TO BE DONE | Below are the records. List every line holding the word "entry".

==== GIVEN INFORMATION

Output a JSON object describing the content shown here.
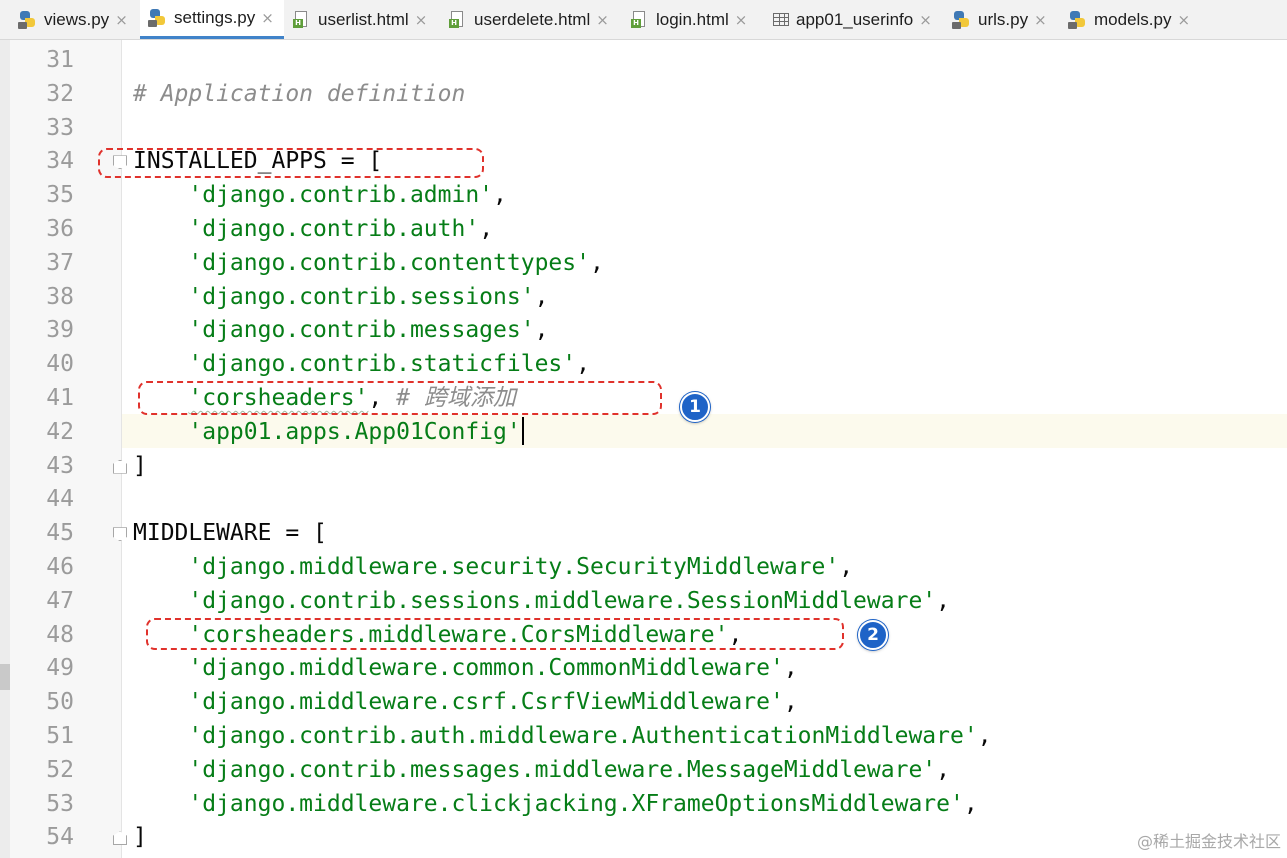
{
  "tabs": [
    {
      "label": "views.py",
      "icon": "python-file-icon",
      "active": false
    },
    {
      "label": "settings.py",
      "icon": "python-file-icon",
      "active": true
    },
    {
      "label": "userlist.html",
      "icon": "html-file-icon",
      "active": false
    },
    {
      "label": "userdelete.html",
      "icon": "html-file-icon",
      "active": false
    },
    {
      "label": "login.html",
      "icon": "html-file-icon",
      "active": false
    },
    {
      "label": "app01_userinfo",
      "icon": "database-table-icon",
      "active": false
    },
    {
      "label": "urls.py",
      "icon": "python-file-icon",
      "active": false
    },
    {
      "label": "models.py",
      "icon": "python-file-icon",
      "active": false
    }
  ],
  "tab_close_glyph": "×",
  "editor": {
    "current_line": 42,
    "lines": [
      {
        "n": "31",
        "segments": []
      },
      {
        "n": "32",
        "segments": [
          {
            "t": "# Application definition",
            "c": "cmt"
          }
        ]
      },
      {
        "n": "33",
        "segments": []
      },
      {
        "n": "34",
        "segments": [
          {
            "t": "INSTALLED_APPS = [",
            "c": "plain"
          }
        ]
      },
      {
        "n": "35",
        "segments": [
          {
            "t": "    ",
            "c": "plain"
          },
          {
            "t": "'django.contrib.admin'",
            "c": "str"
          },
          {
            "t": ",",
            "c": "plain"
          }
        ]
      },
      {
        "n": "36",
        "segments": [
          {
            "t": "    ",
            "c": "plain"
          },
          {
            "t": "'django.contrib.auth'",
            "c": "str"
          },
          {
            "t": ",",
            "c": "plain"
          }
        ]
      },
      {
        "n": "37",
        "segments": [
          {
            "t": "    ",
            "c": "plain"
          },
          {
            "t": "'django.contrib.contenttypes'",
            "c": "str"
          },
          {
            "t": ",",
            "c": "plain"
          }
        ]
      },
      {
        "n": "38",
        "segments": [
          {
            "t": "    ",
            "c": "plain"
          },
          {
            "t": "'django.contrib.sessions'",
            "c": "str"
          },
          {
            "t": ",",
            "c": "plain"
          }
        ]
      },
      {
        "n": "39",
        "segments": [
          {
            "t": "    ",
            "c": "plain"
          },
          {
            "t": "'django.contrib.messages'",
            "c": "str"
          },
          {
            "t": ",",
            "c": "plain"
          }
        ]
      },
      {
        "n": "40",
        "segments": [
          {
            "t": "    ",
            "c": "plain"
          },
          {
            "t": "'django.contrib.staticfiles'",
            "c": "str"
          },
          {
            "t": ",",
            "c": "plain"
          }
        ]
      },
      {
        "n": "41",
        "segments": [
          {
            "t": "    ",
            "c": "plain"
          },
          {
            "t": "'corsheaders'",
            "c": "str squiggle"
          },
          {
            "t": ", ",
            "c": "plain"
          },
          {
            "t": "# ",
            "c": "cmt"
          },
          {
            "t": "跨域添加",
            "c": "cmt cmt-cn"
          }
        ]
      },
      {
        "n": "42",
        "segments": [
          {
            "t": "    ",
            "c": "plain"
          },
          {
            "t": "'app01.apps.App01Config'",
            "c": "str"
          },
          {
            "t": "",
            "c": "caret"
          }
        ]
      },
      {
        "n": "43",
        "segments": [
          {
            "t": "]",
            "c": "plain"
          }
        ]
      },
      {
        "n": "44",
        "segments": []
      },
      {
        "n": "45",
        "segments": [
          {
            "t": "MIDDLEWARE = [",
            "c": "plain"
          }
        ]
      },
      {
        "n": "46",
        "segments": [
          {
            "t": "    ",
            "c": "plain"
          },
          {
            "t": "'django.middleware.security.SecurityMiddleware'",
            "c": "str"
          },
          {
            "t": ",",
            "c": "plain"
          }
        ]
      },
      {
        "n": "47",
        "segments": [
          {
            "t": "    ",
            "c": "plain"
          },
          {
            "t": "'django.contrib.sessions.middleware.SessionMiddleware'",
            "c": "str"
          },
          {
            "t": ",",
            "c": "plain"
          }
        ]
      },
      {
        "n": "48",
        "segments": [
          {
            "t": "    ",
            "c": "plain"
          },
          {
            "t": "'corsheaders.middleware.CorsMiddleware'",
            "c": "str"
          },
          {
            "t": ",",
            "c": "plain"
          }
        ]
      },
      {
        "n": "49",
        "segments": [
          {
            "t": "    ",
            "c": "plain"
          },
          {
            "t": "'django.middleware.common.CommonMiddleware'",
            "c": "str"
          },
          {
            "t": ",",
            "c": "plain"
          }
        ]
      },
      {
        "n": "50",
        "segments": [
          {
            "t": "    ",
            "c": "plain"
          },
          {
            "t": "'django.middleware.csrf.CsrfViewMiddleware'",
            "c": "str"
          },
          {
            "t": ",",
            "c": "plain"
          }
        ]
      },
      {
        "n": "51",
        "segments": [
          {
            "t": "    ",
            "c": "plain"
          },
          {
            "t": "'django.contrib.auth.middleware.AuthenticationMiddleware'",
            "c": "str"
          },
          {
            "t": ",",
            "c": "plain"
          }
        ]
      },
      {
        "n": "52",
        "segments": [
          {
            "t": "    ",
            "c": "plain"
          },
          {
            "t": "'django.contrib.messages.middleware.MessageMiddleware'",
            "c": "str"
          },
          {
            "t": ",",
            "c": "plain"
          }
        ]
      },
      {
        "n": "53",
        "segments": [
          {
            "t": "    ",
            "c": "plain"
          },
          {
            "t": "'django.middleware.clickjacking.XFrameOptionsMiddleware'",
            "c": "str"
          },
          {
            "t": ",",
            "c": "plain"
          }
        ]
      },
      {
        "n": "54",
        "segments": [
          {
            "t": "]",
            "c": "plain"
          }
        ]
      }
    ],
    "fold_markers": [
      {
        "line": 34,
        "kind": "open"
      },
      {
        "line": 43,
        "kind": "close"
      },
      {
        "line": 45,
        "kind": "open"
      },
      {
        "line": 54,
        "kind": "close"
      }
    ]
  },
  "annotations": [
    {
      "label": "1",
      "line": 41,
      "target": "corsheaders-app-entry"
    },
    {
      "label": "2",
      "line": 48,
      "target": "cors-middleware-entry"
    }
  ],
  "colors": {
    "string": "#067d17",
    "comment": "#8c8c8c",
    "annotation_box": "#e0322c",
    "badge": "#1e63c7",
    "tab_underline": "#4083c9"
  },
  "watermark": "@稀土掘金技术社区"
}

========

OUTPUT FOR THIS TASK |
      "target": "corsheaders-app-entry"
      "target": "cors-middleware-entry"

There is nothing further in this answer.